▶ WHAT IS ASKED
Output everything from the line that contains "- code-line[interactable]: 13 |" down to the line that contains "- shell-prompt[interactable]: λ" as a JSON list of strings, one string per line, with blank lines omitted.

(A run of records)

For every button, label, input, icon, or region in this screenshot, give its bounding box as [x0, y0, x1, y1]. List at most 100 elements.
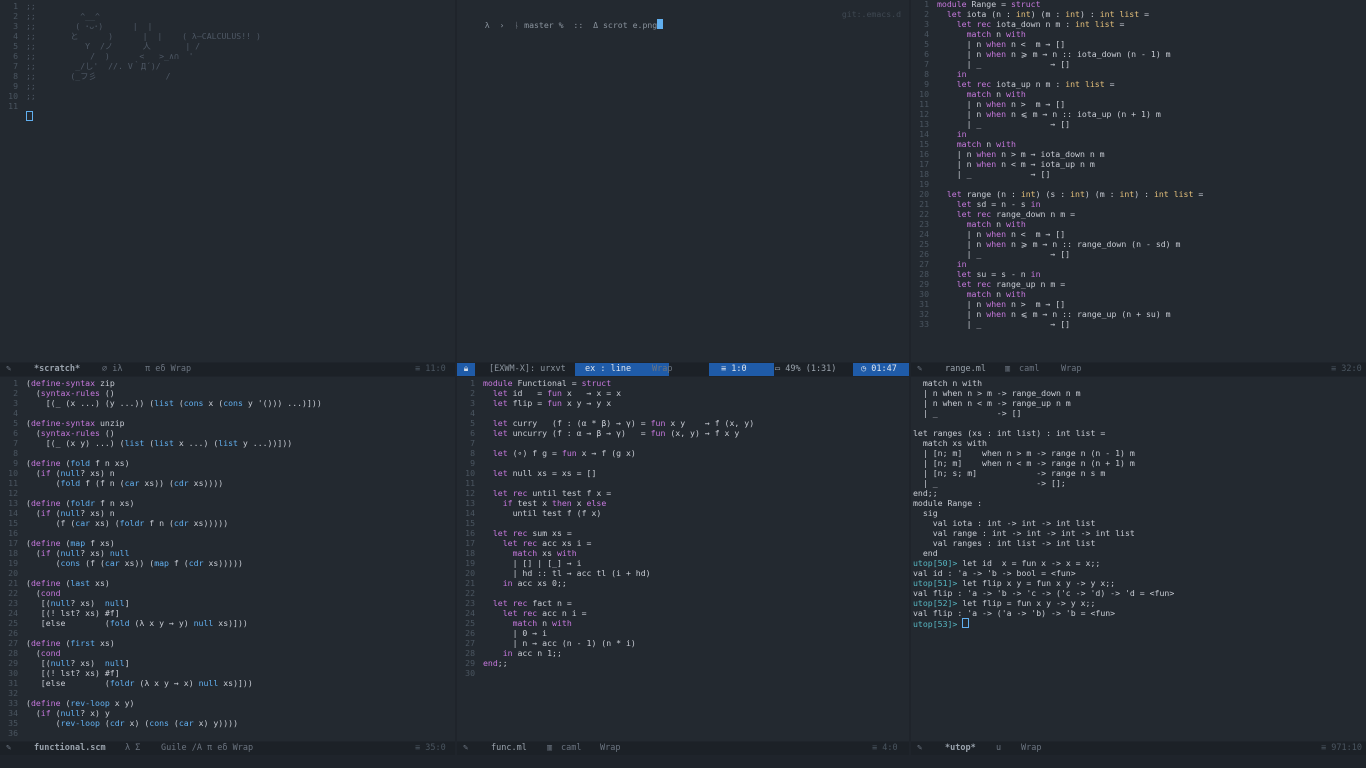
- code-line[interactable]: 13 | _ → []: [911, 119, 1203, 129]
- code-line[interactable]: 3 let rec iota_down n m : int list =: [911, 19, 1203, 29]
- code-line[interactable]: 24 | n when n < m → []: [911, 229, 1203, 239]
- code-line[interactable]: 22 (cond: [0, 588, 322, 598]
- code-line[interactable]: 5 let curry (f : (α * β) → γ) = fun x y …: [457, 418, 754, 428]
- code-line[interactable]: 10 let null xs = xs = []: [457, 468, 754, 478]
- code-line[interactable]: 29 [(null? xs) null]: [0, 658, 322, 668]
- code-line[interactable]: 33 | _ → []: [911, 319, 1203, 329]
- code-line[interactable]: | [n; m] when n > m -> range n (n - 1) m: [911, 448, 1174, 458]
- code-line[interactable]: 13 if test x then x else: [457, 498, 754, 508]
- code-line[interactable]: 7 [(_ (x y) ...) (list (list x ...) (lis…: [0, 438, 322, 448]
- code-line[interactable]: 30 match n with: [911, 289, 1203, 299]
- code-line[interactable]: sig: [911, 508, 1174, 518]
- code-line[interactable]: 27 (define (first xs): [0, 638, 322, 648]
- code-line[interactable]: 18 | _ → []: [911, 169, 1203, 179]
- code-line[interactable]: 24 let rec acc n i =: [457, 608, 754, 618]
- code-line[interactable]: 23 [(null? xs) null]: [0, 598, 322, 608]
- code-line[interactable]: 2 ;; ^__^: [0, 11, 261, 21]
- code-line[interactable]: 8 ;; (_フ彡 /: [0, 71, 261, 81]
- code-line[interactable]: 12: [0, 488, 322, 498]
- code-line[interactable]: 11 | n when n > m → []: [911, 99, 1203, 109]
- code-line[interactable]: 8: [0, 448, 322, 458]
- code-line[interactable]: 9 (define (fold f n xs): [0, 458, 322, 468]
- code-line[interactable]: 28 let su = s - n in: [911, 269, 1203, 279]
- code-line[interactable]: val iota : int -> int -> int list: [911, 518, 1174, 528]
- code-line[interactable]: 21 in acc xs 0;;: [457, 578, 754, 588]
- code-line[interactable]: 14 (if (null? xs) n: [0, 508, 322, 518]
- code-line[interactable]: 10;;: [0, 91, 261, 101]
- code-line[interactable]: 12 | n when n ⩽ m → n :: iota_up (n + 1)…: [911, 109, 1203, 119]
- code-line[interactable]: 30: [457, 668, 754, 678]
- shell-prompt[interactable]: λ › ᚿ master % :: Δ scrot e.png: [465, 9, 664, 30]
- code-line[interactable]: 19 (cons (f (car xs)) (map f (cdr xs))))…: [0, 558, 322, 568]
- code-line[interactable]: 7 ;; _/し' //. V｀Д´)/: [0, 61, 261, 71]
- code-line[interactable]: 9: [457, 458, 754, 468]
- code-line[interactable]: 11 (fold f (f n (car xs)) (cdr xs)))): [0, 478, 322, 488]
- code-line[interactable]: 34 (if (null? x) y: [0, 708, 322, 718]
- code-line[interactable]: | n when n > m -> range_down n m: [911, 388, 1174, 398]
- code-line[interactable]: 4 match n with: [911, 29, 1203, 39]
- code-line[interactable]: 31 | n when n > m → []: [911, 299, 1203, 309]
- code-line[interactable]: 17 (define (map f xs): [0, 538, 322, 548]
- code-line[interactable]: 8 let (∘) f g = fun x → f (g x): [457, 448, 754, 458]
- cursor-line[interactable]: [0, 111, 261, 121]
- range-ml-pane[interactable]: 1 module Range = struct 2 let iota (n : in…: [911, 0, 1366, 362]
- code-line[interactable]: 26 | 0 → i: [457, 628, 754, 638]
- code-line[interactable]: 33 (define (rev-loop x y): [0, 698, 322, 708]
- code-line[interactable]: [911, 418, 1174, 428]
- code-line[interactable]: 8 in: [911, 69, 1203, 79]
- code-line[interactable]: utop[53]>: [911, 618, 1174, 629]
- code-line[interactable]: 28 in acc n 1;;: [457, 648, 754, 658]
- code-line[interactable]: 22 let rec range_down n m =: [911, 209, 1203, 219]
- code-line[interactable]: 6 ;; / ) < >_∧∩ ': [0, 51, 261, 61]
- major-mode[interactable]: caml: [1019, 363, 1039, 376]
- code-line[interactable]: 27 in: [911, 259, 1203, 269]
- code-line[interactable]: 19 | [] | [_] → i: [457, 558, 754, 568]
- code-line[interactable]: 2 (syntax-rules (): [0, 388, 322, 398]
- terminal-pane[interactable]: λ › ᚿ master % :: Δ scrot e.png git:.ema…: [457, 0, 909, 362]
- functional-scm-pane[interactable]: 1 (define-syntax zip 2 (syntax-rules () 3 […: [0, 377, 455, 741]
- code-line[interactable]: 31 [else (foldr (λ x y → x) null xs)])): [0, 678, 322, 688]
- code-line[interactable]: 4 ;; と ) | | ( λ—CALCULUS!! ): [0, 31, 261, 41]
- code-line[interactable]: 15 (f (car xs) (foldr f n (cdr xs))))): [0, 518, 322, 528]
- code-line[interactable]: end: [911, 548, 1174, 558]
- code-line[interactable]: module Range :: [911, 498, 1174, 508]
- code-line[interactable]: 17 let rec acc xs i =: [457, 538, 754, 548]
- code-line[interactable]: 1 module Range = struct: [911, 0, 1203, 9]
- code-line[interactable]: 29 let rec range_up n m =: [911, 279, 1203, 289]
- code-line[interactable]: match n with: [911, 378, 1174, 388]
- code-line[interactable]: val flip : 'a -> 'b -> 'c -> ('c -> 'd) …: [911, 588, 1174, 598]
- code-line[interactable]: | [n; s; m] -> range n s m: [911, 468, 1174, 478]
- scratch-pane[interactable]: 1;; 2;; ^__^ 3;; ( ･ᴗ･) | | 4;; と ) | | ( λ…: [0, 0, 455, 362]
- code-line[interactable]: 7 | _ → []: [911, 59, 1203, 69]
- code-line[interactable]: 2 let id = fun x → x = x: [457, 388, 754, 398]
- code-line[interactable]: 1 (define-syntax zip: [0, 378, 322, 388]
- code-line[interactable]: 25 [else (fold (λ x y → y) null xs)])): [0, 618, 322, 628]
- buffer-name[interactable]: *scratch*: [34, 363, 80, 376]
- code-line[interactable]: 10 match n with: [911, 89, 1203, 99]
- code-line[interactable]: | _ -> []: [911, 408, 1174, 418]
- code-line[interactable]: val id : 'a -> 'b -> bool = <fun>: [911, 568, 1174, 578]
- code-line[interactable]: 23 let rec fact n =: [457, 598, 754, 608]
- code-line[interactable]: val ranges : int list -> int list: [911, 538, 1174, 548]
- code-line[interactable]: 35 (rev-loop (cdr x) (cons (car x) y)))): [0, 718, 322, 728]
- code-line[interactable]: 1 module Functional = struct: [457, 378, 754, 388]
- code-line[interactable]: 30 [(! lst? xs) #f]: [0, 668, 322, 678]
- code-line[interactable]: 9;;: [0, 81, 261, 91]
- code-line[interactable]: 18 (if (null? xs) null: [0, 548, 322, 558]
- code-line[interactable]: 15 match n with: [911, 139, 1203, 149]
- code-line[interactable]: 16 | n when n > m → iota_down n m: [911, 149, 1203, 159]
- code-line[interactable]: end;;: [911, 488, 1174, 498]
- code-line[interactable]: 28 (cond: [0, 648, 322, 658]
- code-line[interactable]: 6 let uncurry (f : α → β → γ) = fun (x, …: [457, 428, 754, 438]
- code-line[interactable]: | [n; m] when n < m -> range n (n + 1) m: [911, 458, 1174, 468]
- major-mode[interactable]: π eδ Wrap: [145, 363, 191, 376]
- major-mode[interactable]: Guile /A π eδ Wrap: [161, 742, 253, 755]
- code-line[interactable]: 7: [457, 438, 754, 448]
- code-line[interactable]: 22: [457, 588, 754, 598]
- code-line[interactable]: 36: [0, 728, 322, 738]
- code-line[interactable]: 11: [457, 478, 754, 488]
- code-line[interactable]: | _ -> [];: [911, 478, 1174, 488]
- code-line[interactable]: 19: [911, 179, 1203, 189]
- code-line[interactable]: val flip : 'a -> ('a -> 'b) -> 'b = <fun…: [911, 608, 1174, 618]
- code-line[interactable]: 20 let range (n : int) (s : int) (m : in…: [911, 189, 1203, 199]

▶ RESULT OF THIS TASK
[
  "- code-line[interactable]: 13 | _ → []: [911, 119, 1203, 129]",
  "- code-line[interactable]: 3 let rec iota_down n m : int list =: [911, 19, 1203, 29]",
  "- code-line[interactable]: 24 | n when n < m → []: [911, 229, 1203, 239]",
  "- code-line[interactable]: 22 (cond: [0, 588, 322, 598]",
  "- code-line[interactable]: 5 let curry (f : (α * β) → γ) = fun x y …: [457, 418, 754, 428]",
  "- code-line[interactable]: 10 let null xs = xs = []: [457, 468, 754, 478]",
  "- code-line[interactable]: 29 [(null? xs) null]: [0, 658, 322, 668]",
  "- code-line[interactable]: 33 | _ → []: [911, 319, 1203, 329]",
  "- code-line[interactable]: | [n; m] when n > m -> range n (n - 1) m: [911, 448, 1174, 458]",
  "- code-line[interactable]: 13 if test x then x else: [457, 498, 754, 508]",
  "- code-line[interactable]: 7 [(_ (x y) ...) (list (list x ...) (lis…: [0, 438, 322, 448]",
  "- code-line[interactable]: 30 match n with: [911, 289, 1203, 299]",
  "- code-line[interactable]: sig: [911, 508, 1174, 518]",
  "- code-line[interactable]: 27 (define (first xs): [0, 638, 322, 648]",
  "- code-line[interactable]: 18 | _ → []: [911, 169, 1203, 179]",
  "- code-line[interactable]: 24 let rec acc n i =: [457, 608, 754, 618]",
  "- code-line[interactable]: 23 [(null? xs) null]: [0, 598, 322, 608]",
  "- code-line[interactable]: 2 ;; ^__^: [0, 11, 261, 21]",
  "- code-line[interactable]: 8 ;; (_フ彡 /: [0, 71, 261, 81]",
  "- code-line[interactable]: 12: [0, 488, 322, 498]",
  "- code-line[interactable]: 11 | n when n > m → []: [911, 99, 1203, 109]",
  "- code-line[interactable]: 8: [0, 448, 322, 458]",
  "- code-line[interactable]: 9 (define (fold f n xs): [0, 458, 322, 468]",
  "- code-line[interactable]: 28 let su = s - n in: [911, 269, 1203, 279]",
  "- code-line[interactable]: val iota : int -> int -> int list: [911, 518, 1174, 528]",
  "- code-line[interactable]: 21 in acc xs 0;;: [457, 578, 754, 588]",
  "- code-line[interactable]: 14 (if (null? xs) n: [0, 508, 322, 518]",
  "- code-line[interactable]: 10;;: [0, 91, 261, 101]",
  "- code-line[interactable]: 12 | n when n ⩽ m → n :: iota_up (n + 1)…: [911, 109, 1203, 119]",
  "- code-line[interactable]: 30: [457, 668, 754, 678]",
  "- shell-prompt[interactable]: λ › ᚿ master % :: Δ scrot e.png: [465, 9, 664, 30]"
]